→ Work required
Give the material again in full, matching it exactly.

→ Supplied data
_ _ _ _ _ _ _

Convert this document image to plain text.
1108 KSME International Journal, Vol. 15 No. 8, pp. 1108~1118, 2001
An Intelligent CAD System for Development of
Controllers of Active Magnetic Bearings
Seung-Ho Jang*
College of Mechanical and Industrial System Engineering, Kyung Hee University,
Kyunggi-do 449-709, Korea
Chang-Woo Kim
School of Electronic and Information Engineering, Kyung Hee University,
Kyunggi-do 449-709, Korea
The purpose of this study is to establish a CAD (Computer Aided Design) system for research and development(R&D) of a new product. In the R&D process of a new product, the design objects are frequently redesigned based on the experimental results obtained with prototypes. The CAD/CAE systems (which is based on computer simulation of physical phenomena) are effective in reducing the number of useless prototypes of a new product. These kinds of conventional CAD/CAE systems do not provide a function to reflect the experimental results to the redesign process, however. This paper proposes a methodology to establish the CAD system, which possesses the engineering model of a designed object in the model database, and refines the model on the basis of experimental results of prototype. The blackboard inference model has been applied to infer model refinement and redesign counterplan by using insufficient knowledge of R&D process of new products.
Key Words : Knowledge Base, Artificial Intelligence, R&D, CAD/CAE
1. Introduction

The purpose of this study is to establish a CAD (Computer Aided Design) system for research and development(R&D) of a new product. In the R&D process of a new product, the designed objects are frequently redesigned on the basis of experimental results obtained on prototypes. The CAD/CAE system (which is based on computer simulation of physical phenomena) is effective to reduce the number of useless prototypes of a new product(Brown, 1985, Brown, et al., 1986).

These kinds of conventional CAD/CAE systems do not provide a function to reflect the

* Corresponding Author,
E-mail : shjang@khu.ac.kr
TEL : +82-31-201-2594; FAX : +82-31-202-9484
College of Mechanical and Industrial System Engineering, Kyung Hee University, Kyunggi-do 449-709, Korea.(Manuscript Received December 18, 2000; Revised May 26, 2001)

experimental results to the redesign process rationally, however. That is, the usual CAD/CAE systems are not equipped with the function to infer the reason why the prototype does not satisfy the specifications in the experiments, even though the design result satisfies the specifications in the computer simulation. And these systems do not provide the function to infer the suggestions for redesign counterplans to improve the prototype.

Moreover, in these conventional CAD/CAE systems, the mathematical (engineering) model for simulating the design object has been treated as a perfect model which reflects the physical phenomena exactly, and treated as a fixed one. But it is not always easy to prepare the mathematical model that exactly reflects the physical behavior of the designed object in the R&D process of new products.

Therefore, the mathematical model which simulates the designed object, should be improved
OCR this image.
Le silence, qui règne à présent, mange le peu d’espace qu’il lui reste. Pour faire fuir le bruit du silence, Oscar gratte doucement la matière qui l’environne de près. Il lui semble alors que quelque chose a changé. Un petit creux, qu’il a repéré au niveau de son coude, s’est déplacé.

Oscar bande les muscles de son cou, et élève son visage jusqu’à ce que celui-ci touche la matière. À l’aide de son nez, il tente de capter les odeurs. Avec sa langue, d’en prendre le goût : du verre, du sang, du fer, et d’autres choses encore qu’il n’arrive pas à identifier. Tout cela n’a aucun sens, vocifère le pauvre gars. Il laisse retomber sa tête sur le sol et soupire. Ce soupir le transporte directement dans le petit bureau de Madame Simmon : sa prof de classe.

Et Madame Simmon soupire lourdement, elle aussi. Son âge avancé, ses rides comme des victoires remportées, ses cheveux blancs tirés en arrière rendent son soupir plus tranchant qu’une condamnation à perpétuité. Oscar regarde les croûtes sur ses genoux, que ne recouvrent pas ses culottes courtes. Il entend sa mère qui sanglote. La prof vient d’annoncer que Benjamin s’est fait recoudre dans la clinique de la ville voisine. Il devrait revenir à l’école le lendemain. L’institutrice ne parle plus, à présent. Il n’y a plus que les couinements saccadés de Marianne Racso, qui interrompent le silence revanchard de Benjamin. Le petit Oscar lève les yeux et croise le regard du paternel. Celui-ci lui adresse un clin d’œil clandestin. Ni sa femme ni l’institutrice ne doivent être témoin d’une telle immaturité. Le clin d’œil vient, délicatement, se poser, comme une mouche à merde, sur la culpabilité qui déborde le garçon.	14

_ _ _ _ _ _ _

→ Response to this exercise
Convert this document image to plain text.
1108 KSME International Journal, Vol. 15 No. 8, pp. 1108~1118, 2001
An Intelligent CAD System for Development of
Controllers of Active Magnetic Bearings
Seung-Ho Jang*
College of Mechanical and Industrial System Engineering, Kyung Hee University,
Kyunggi-do 449-709, Korea
Chang-Woo Kim
School of Electronic and Information Engineering, Kyung Hee University,
Kyunggi-do 449-709, Korea
The purpose of this study is to establish a CAD (Computer Aided Design) system for research and development(R&D) of a new product. In the R&D process of a new product, the design objects are frequently redesigned based on the experimental results obtained with prototypes. The CAD/CAE systems (which is based on computer simulation of physical phenomena) are effective in reducing the number of useless prototypes of a new product. These kinds of conventional CAD/CAE systems do not provide a function to reflect the experimental results to the redesign process, however. This paper proposes a methodology to establish the CAD system, which possesses the engineering model of a designed object in the model database, and refines the model on the basis of experimental results of prototype. The blackboard inference model has been applied to infer model refinement and redesign counterplan by using insufficient knowledge of R&D process of new products.
Key Words : Knowledge Base, Artificial Intelligence, R&D, CAD/CAE
1. Introduction

The purpose of this study is to establish a CAD (Computer Aided Design) system for research and development(R&D) of a new product. In the R&D process of a new product, the designed objects are frequently redesigned on the basis of experimental results obtained on prototypes. The CAD/CAE system (which is based on computer simulation of physical phenomena) is effective to reduce the number of useless prototypes of a new product(Brown, 1985, Brown, et al., 1986).

These kinds of conventional CAD/CAE systems do not provide a function to reflect the

* Corresponding Author,
E-mail : shjang@khu.ac.kr
TEL : +82-31-201-2594; FAX : +82-31-202-9484
College of Mechanical and Industrial System Engineering, Kyung Hee University, Kyunggi-do 449-709, Korea.(Manuscript Received December 18, 2000; Revised May 26, 2001)

experimental results to the redesign process rationally, however. That is, the usual CAD/CAE systems are not equipped with the function to infer the reason why the prototype does not satisfy the specifications in the experiments, even though the design result satisfies the specifications in the computer simulation. And these systems do not provide the function to infer the suggestions for redesign counterplans to improve the prototype.

Moreover, in these conventional CAD/CAE systems, the mathematical (engineering) model for simulating the design object has been treated as a perfect model which reflects the physical phenomena exactly, and treated as a fixed one. But it is not always easy to prepare the mathematical model that exactly reflects the physical behavior of the designed object in the R&D process of new products.

Therefore, the mathematical model which simulates the designed object, should be improved
OCR this image.
Le silence, qui règne à présent, mange le peu d’espace qu’il lui reste. Pour faire fuir le bruit du silence, Oscar gratte doucement la matière qui l’environne de près. Il lui semble alors que quelque chose a changé. Un petit creux, qu’il a repéré au niveau de son coude, s’est déplacé.

Oscar bande les muscles de son cou, et élève son visage jusqu’à ce que celui-ci touche la matière. À l’aide de son nez, il tente de capter les odeurs. Avec sa langue, d’en prendre le goût : du verre, du sang, du fer, et d’autres choses encore qu’il n’arrive pas à identifier. Tout cela n’a aucun sens, vocifère le pauvre gars. Il laisse retomber sa tête sur le sol et soupire. Ce soupir le transporte directement dans le petit bureau de Madame Simmon : sa prof de classe.

Et Madame Simmon soupire lourdement, elle aussi. Son âge avancé, ses rides comme des victoires remportées, ses cheveux blancs tirés en arrière rendent son soupir plus tranchant qu’une condamnation à perpétuité. Oscar regarde les croûtes sur ses genoux, que ne recouvrent pas ses culottes courtes. Il entend sa mère qui sanglote. La prof vient d’annoncer que Benjamin s’est fait recoudre dans la clinique de la ville voisine. Il devrait revenir à l’école le lendemain. L’institutrice ne parle plus, à présent. Il n’y a plus que les couinements saccadés de Marianne Racso, qui interrompent le silence revanchard de Benjamin. Le petit Oscar lève les yeux et croise le regard du paternel. Celui-ci lui adresse un clin d’œil clandestin. Ni sa femme ni l’institutrice ne doivent être témoin d’une telle immaturité. Le clin d’œil vient, délicatement, se poser, comme une mouche à merde, sur la culpabilité qui déborde le garçon.	14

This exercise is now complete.